• STATED EXERCISE: Tally how many lines of these entries hold the string "this". Return the number alone.

— begin EXTRACTED RECORDS —

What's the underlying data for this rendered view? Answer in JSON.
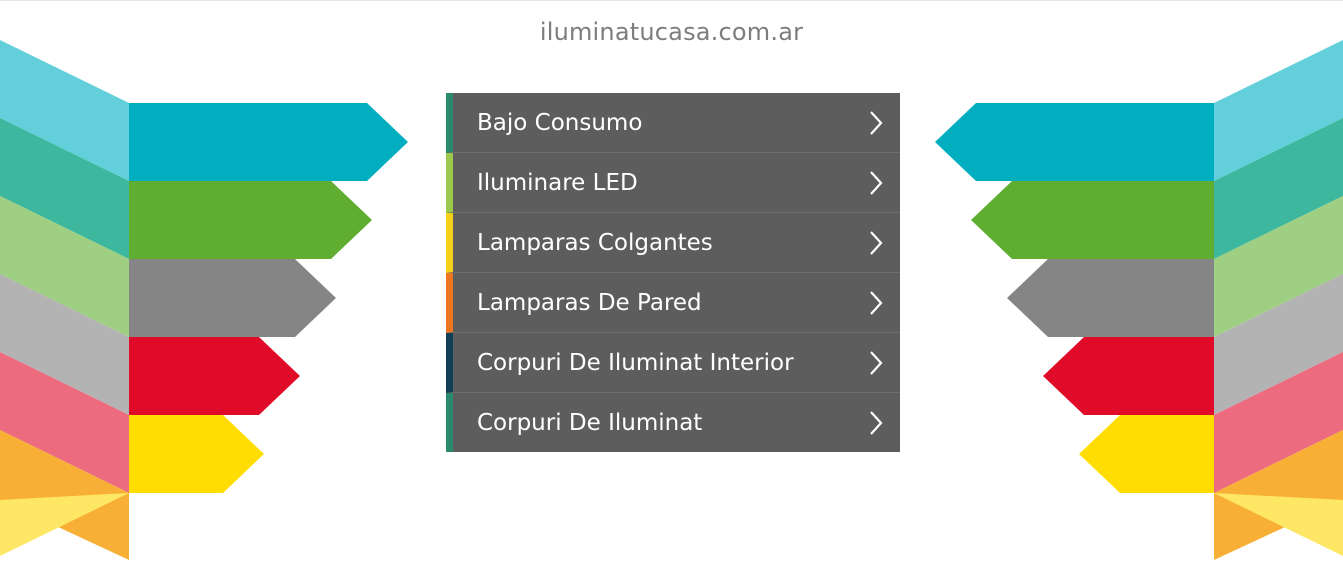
{
  "site": {
    "domain": "iluminatucasa.com.ar"
  },
  "menu": {
    "items": [
      {
        "label": "Bajo Consumo",
        "accent": "#2a8a6e",
        "icon": "chevron-right-icon"
      },
      {
        "label": "Iluminare LED",
        "accent": "#9cc84b",
        "icon": "chevron-right-icon"
      },
      {
        "label": "Lamparas Colgantes",
        "accent": "#f5d11a",
        "icon": "chevron-right-icon"
      },
      {
        "label": "Lamparas De Pared",
        "accent": "#ee7520",
        "icon": "chevron-right-icon"
      },
      {
        "label": "Corpuri De Iluminat Interior",
        "accent": "#123e56",
        "icon": "chevron-right-icon"
      },
      {
        "label": "Corpuri De Iluminat",
        "accent": "#2a8a6e",
        "icon": "chevron-right-icon"
      }
    ]
  },
  "decor": {
    "colors": [
      "#00aebf",
      "#5fae32",
      "#858585",
      "#e00b29",
      "#ffdd00"
    ],
    "faded_colors": [
      "#62cfda",
      "#3db89f",
      "#9fcf82",
      "#b3b3b3",
      "#ed6b7e",
      "#f7b035",
      "#fde764"
    ]
  }
}
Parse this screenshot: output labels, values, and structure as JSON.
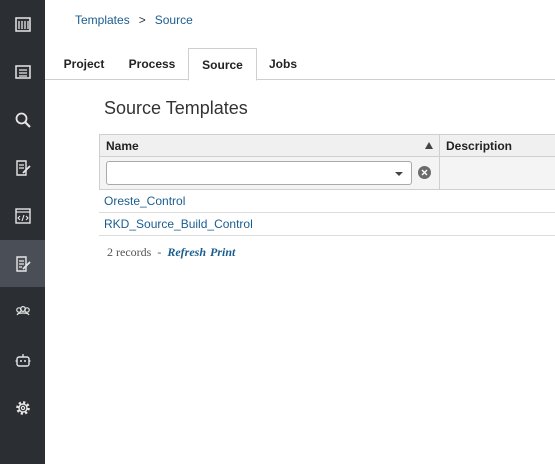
{
  "breadcrumb": {
    "root": "Templates",
    "separator": ">",
    "current": "Source"
  },
  "tabs": [
    {
      "label": "Project"
    },
    {
      "label": "Process"
    },
    {
      "label": "Source"
    },
    {
      "label": "Jobs"
    }
  ],
  "active_tab": "Source",
  "page_title": "Source Templates",
  "table": {
    "columns": [
      "Name",
      "Description"
    ],
    "sort": "Name ascending",
    "filter_value": "",
    "rows": [
      {
        "name": "Oreste_Control",
        "description": ""
      },
      {
        "name": "RKD_Source_Build_Control",
        "description": ""
      }
    ]
  },
  "footer": {
    "records": "2 records",
    "separator": "-",
    "refresh": "Refresh",
    "print": "Print"
  },
  "sidebar": {
    "items": [
      {
        "icon": "warehouse-icon"
      },
      {
        "icon": "list-icon"
      },
      {
        "icon": "search-icon"
      },
      {
        "icon": "edit-document-icon"
      },
      {
        "icon": "code-file-icon"
      },
      {
        "icon": "template-edit-icon",
        "active": true
      },
      {
        "icon": "team-icon"
      },
      {
        "icon": "robot-icon"
      },
      {
        "icon": "gear-icon"
      }
    ]
  },
  "colors": {
    "sidebar_bg": "#2b2e33",
    "sidebar_active": "#4a4f57",
    "link": "#1a5d8f"
  }
}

— end EXTRACTED RECORDS —

• ANSWER TO THE TASK: 2